• [TASK STATEMENT]
Pick out all lines with the word "incubator" from the records that follow.
▼
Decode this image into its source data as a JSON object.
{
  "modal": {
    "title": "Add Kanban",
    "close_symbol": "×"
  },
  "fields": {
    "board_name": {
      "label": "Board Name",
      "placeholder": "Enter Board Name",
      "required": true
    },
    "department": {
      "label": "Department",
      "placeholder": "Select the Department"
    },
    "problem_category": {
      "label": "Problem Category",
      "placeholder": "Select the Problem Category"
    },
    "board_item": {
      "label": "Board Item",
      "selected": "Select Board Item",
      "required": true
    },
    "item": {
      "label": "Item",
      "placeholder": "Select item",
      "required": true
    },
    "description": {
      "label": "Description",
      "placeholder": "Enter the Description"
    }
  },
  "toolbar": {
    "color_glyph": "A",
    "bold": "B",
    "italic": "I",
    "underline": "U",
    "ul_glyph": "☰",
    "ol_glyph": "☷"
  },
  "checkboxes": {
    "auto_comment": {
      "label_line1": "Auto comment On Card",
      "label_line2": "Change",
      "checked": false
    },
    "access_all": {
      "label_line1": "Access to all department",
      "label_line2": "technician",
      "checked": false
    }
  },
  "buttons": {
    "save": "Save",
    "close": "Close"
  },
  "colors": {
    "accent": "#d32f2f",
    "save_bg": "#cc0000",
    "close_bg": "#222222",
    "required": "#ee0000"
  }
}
▲
▼
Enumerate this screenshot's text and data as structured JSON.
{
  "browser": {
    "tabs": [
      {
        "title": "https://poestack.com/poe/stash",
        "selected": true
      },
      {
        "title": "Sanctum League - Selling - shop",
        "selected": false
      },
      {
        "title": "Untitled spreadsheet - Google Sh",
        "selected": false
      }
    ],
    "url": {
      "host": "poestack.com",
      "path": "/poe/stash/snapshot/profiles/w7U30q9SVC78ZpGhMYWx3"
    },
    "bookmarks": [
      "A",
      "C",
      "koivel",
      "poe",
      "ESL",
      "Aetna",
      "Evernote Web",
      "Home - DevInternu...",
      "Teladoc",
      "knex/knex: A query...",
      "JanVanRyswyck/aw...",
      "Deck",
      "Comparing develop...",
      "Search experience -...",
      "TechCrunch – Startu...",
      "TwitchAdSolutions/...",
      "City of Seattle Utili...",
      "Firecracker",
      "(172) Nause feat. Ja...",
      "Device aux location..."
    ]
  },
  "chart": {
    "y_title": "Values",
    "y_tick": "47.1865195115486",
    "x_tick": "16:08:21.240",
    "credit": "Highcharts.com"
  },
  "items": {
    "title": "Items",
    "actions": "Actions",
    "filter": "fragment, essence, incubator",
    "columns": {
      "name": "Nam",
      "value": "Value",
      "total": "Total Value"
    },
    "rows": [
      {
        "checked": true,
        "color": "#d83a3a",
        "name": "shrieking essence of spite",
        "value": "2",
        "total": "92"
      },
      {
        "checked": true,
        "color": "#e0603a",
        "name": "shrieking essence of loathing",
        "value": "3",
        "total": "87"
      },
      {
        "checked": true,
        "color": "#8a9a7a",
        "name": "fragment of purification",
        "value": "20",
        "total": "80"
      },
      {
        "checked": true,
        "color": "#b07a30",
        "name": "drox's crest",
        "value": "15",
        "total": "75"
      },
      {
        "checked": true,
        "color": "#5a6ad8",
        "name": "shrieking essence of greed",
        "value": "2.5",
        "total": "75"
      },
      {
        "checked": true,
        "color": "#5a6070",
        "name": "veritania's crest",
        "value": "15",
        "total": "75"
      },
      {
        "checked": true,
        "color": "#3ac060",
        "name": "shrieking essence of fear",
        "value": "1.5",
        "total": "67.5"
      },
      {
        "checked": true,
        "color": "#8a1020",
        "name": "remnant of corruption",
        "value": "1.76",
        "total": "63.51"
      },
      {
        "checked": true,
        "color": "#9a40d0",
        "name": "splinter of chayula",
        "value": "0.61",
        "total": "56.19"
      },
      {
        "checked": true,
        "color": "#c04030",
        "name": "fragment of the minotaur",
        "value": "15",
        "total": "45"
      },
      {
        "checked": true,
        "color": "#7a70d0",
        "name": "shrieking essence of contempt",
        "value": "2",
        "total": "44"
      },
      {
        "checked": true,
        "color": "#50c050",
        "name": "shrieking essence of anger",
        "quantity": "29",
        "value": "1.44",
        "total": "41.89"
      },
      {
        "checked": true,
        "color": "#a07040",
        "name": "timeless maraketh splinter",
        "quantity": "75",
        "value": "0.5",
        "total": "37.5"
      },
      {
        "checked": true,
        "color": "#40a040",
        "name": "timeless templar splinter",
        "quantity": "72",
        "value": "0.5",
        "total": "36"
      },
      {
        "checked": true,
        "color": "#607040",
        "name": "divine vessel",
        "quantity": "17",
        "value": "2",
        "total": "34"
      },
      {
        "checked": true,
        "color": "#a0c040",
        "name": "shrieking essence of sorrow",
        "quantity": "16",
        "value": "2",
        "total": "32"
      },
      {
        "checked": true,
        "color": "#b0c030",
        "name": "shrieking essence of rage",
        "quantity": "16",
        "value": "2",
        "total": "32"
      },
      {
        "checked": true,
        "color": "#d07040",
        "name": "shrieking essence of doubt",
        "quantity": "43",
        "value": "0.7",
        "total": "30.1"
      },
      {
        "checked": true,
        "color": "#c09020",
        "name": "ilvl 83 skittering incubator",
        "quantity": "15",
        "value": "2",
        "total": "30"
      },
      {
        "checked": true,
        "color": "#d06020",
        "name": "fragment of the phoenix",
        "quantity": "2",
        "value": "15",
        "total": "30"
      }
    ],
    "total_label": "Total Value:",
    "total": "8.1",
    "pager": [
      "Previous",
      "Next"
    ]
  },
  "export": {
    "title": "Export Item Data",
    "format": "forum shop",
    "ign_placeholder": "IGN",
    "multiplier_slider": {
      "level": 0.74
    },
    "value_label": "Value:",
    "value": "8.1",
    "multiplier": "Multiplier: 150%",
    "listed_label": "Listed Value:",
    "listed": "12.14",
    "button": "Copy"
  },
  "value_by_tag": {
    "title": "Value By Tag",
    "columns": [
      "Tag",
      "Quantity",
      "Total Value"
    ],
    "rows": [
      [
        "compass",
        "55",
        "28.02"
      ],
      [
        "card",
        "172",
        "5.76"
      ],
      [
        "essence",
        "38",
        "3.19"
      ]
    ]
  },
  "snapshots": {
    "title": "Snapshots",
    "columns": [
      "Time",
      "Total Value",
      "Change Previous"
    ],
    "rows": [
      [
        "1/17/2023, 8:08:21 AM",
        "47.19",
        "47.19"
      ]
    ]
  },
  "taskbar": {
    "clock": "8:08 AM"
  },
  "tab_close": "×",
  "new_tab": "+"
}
▲
• [FULL OUTPUT]
    "filter": "fragment, essence, incubator",
        "name": "ilvl 83 skittering incubator",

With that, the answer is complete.